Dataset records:
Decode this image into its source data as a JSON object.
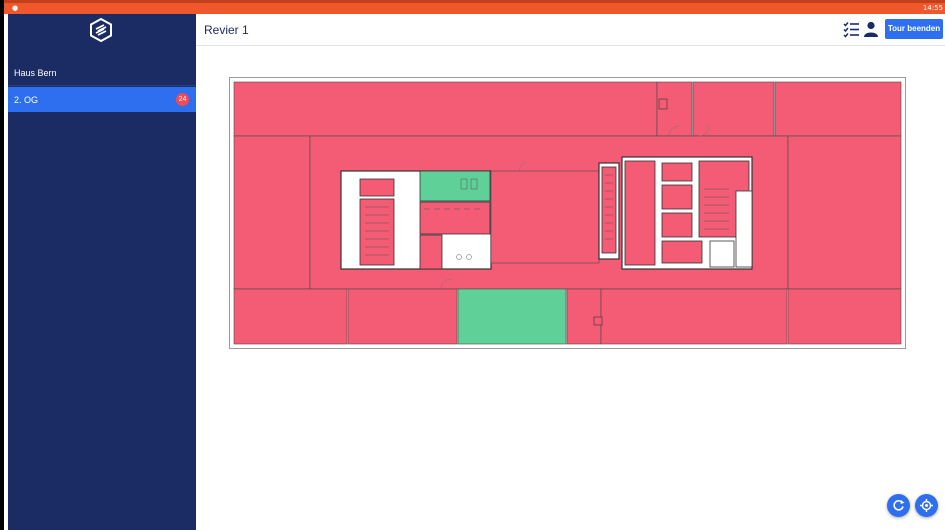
{
  "statusbar": {
    "left": "●",
    "time": "14:55"
  },
  "sidebar": {
    "building": "Haus Bern",
    "floors": [
      {
        "label": "2. OG",
        "badge": "24"
      }
    ]
  },
  "header": {
    "title": "Revier 1",
    "end_tour_label": "Tour beenden"
  },
  "colors": {
    "sidebar": "#1b2b63",
    "accent": "#2e6ff0",
    "room_open": "#f45b74",
    "room_done": "#5fd198",
    "badge": "#f04a55",
    "statusbar": "#f0572a"
  },
  "icons": {
    "logo": "app-logo-icon",
    "checklist": "checklist-icon",
    "user": "user-icon",
    "refresh": "refresh-icon",
    "locate": "crosshair-icon"
  },
  "floorplan": {
    "rooms_open_status": "unchecked",
    "rooms_done_status": "checked"
  }
}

**Stated goal**
Leave the images out and output the remaining material exactly as it stands.

**The output**
Decode this image into its source data as a JSON object.
{
  "statusbar": {
    "left": "●",
    "time": "14:55"
  },
  "sidebar": {
    "building": "Haus Bern",
    "floors": [
      {
        "label": "2. OG",
        "badge": "24"
      }
    ]
  },
  "header": {
    "title": "Revier 1",
    "end_tour_label": "Tour beenden"
  },
  "colors": {
    "sidebar": "#1b2b63",
    "accent": "#2e6ff0",
    "room_open": "#f45b74",
    "room_done": "#5fd198",
    "badge": "#f04a55",
    "statusbar": "#f0572a"
  },
  "icons": {
    "logo": "app-logo-icon",
    "checklist": "checklist-icon",
    "user": "user-icon",
    "refresh": "refresh-icon",
    "locate": "crosshair-icon"
  },
  "floorplan": {
    "rooms_open_status": "unchecked",
    "rooms_done_status": "checked"
  }
}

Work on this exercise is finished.